» **DATA**
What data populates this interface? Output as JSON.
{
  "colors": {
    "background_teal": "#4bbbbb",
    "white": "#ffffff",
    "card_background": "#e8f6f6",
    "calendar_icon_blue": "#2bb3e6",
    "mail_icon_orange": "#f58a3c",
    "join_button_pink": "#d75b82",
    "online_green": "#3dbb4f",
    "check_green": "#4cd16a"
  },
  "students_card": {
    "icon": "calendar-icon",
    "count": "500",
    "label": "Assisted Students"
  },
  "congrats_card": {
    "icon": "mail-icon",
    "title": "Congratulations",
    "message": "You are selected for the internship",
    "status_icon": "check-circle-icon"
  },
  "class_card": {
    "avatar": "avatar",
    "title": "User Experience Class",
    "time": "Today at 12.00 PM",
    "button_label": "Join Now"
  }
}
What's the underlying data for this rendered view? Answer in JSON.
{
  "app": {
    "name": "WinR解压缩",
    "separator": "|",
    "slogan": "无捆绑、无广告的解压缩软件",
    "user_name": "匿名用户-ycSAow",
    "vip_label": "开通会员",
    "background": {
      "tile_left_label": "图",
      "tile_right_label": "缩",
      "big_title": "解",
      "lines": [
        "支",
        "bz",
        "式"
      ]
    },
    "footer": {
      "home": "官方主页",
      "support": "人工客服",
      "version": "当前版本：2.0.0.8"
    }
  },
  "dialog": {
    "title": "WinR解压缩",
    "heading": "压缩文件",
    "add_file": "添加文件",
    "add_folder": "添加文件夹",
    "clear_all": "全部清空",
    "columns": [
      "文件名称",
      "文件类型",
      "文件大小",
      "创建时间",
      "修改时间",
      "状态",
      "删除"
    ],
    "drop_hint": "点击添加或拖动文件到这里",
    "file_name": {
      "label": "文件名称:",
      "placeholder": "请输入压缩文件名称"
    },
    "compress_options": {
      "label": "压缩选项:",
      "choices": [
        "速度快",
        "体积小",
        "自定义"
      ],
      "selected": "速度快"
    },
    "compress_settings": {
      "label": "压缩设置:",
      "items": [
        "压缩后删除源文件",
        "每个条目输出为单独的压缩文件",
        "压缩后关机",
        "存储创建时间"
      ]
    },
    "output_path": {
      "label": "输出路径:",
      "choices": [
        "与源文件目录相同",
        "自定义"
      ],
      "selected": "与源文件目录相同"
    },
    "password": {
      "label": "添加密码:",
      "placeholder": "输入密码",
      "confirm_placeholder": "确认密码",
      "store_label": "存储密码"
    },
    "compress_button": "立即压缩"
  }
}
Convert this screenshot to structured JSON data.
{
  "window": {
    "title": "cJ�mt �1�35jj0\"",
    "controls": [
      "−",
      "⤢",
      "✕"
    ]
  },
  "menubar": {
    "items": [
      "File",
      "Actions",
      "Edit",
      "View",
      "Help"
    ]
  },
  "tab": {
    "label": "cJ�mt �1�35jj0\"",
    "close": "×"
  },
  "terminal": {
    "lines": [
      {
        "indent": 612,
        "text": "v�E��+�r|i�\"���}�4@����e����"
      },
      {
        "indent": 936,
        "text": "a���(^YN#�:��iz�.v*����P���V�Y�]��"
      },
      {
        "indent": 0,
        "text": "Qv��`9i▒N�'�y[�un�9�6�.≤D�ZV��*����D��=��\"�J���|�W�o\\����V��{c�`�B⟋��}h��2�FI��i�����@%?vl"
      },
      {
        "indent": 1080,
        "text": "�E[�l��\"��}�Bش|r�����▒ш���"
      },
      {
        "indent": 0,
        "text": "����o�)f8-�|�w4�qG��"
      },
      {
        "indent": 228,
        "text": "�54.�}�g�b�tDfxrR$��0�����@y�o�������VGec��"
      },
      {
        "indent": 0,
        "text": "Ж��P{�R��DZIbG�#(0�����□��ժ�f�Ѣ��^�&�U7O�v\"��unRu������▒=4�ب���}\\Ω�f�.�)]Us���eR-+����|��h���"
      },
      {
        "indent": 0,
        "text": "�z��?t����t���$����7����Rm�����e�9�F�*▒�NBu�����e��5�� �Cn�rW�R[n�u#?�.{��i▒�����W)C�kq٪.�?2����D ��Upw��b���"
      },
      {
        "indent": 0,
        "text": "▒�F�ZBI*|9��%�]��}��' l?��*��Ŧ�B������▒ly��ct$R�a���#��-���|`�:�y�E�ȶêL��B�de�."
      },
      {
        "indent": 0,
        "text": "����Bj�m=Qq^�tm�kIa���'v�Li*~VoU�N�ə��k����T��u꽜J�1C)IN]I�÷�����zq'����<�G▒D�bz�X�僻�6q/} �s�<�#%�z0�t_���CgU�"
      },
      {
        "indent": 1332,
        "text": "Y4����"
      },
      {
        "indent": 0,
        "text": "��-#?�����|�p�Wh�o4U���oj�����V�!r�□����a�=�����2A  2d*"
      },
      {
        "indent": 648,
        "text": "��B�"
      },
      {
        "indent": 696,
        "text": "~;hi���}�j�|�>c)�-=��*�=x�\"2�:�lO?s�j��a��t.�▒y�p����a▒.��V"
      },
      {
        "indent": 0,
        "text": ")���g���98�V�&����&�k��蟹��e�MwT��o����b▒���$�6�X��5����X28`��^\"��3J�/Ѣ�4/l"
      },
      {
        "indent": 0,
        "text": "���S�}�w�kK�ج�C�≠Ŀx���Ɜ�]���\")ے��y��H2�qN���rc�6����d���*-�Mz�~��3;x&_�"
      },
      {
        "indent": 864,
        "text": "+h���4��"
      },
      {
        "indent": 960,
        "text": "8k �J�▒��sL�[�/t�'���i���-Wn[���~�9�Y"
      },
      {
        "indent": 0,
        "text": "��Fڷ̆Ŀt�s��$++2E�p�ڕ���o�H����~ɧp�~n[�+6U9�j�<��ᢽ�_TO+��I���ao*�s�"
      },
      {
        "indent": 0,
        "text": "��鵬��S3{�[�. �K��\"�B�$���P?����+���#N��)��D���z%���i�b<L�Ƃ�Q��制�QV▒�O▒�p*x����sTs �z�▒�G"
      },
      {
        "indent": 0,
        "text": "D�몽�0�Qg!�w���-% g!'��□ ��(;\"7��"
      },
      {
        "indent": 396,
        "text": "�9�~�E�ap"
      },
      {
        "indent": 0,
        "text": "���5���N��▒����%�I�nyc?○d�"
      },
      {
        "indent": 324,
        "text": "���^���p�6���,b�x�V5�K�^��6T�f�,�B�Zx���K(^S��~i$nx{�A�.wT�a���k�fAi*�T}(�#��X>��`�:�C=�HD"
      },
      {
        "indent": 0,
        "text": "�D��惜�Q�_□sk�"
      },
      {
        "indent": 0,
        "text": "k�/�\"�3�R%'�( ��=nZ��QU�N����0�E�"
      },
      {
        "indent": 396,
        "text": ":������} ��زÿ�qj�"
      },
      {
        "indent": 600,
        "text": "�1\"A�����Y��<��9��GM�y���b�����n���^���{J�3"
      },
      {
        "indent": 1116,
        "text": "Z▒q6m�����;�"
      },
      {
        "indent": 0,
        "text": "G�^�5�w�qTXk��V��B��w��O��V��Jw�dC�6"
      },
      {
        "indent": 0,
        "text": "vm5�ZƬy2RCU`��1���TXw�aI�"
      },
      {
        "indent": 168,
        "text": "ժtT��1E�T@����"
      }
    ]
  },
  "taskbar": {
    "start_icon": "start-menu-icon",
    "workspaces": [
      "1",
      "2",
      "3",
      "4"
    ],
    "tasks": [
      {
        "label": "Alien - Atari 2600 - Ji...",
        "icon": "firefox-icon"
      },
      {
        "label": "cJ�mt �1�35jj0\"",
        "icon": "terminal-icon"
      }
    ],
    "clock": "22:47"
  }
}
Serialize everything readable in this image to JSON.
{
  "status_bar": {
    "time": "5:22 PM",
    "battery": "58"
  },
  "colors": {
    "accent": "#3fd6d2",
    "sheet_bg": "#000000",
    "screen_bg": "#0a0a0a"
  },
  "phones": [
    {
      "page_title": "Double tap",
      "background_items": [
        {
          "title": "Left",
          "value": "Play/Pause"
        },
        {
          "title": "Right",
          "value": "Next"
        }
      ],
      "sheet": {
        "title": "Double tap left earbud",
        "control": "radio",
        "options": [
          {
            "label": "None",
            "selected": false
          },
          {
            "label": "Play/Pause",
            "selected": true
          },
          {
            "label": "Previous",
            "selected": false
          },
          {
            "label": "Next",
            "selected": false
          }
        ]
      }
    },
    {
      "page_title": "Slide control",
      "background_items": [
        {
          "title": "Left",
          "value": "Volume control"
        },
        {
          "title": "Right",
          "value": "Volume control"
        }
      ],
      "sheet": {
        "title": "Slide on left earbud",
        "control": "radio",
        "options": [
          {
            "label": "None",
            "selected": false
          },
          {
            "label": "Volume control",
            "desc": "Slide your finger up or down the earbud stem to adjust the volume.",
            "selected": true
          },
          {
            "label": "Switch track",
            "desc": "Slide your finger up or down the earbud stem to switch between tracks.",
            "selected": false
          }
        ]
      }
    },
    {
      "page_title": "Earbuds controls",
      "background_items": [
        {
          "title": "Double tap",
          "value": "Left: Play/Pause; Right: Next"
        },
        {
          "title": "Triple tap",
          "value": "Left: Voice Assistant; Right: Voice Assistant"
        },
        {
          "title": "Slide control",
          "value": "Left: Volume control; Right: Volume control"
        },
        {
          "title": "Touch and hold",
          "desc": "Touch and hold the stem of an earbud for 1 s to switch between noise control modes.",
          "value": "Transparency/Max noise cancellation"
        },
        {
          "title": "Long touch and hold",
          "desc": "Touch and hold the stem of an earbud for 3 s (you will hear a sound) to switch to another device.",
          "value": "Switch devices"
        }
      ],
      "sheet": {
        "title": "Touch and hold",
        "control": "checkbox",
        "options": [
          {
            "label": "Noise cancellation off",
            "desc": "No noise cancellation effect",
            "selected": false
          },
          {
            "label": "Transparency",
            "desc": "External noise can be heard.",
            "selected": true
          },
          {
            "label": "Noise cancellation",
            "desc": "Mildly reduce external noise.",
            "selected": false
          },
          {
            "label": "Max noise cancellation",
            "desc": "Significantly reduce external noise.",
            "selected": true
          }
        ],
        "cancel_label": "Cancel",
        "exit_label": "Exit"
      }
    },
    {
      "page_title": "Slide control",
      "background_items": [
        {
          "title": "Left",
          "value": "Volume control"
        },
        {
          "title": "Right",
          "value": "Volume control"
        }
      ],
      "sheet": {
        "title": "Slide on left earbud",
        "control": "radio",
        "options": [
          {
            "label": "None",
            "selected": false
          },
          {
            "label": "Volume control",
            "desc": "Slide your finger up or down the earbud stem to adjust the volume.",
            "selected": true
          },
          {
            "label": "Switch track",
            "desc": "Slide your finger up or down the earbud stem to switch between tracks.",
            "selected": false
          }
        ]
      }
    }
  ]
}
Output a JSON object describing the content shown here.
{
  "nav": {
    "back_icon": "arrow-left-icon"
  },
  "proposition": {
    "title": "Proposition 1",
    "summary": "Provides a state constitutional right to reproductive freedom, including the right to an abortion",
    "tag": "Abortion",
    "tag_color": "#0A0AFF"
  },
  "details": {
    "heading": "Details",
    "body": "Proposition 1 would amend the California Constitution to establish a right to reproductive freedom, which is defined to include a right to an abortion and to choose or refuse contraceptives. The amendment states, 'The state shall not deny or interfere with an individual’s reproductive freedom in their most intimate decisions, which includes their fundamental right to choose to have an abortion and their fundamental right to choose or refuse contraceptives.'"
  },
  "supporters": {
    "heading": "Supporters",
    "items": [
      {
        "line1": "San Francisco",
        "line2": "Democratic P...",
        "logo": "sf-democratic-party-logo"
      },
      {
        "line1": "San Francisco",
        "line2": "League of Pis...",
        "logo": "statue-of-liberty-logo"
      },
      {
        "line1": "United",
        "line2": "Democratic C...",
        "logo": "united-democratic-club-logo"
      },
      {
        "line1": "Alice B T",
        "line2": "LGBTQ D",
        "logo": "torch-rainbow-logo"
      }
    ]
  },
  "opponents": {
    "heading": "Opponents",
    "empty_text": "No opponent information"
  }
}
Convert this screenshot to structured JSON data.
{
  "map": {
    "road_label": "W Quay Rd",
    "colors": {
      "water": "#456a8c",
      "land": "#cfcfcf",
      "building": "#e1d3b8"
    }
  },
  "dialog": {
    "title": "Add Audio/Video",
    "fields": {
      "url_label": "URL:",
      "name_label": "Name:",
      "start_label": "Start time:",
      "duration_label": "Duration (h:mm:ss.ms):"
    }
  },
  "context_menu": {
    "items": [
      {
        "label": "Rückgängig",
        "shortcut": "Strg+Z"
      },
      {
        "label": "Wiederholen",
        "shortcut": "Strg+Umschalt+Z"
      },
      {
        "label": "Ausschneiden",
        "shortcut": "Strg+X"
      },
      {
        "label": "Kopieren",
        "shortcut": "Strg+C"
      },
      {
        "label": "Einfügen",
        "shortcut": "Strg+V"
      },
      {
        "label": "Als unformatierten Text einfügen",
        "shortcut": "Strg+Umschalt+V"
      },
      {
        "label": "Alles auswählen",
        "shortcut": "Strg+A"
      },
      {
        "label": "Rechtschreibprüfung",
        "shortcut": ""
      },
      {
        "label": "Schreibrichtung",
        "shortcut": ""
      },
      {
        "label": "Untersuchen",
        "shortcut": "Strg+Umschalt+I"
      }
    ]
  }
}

» **WORK TO BE COMPLETED**
Copy each line of the listing that includes "logo".

» **SOLUTION TO THIS PROBLEM**
        "logo": "sf-democratic-party-logo"
        "logo": "statue-of-liberty-logo"
        "logo": "united-democratic-club-logo"
        "logo": "torch-rainbow-logo"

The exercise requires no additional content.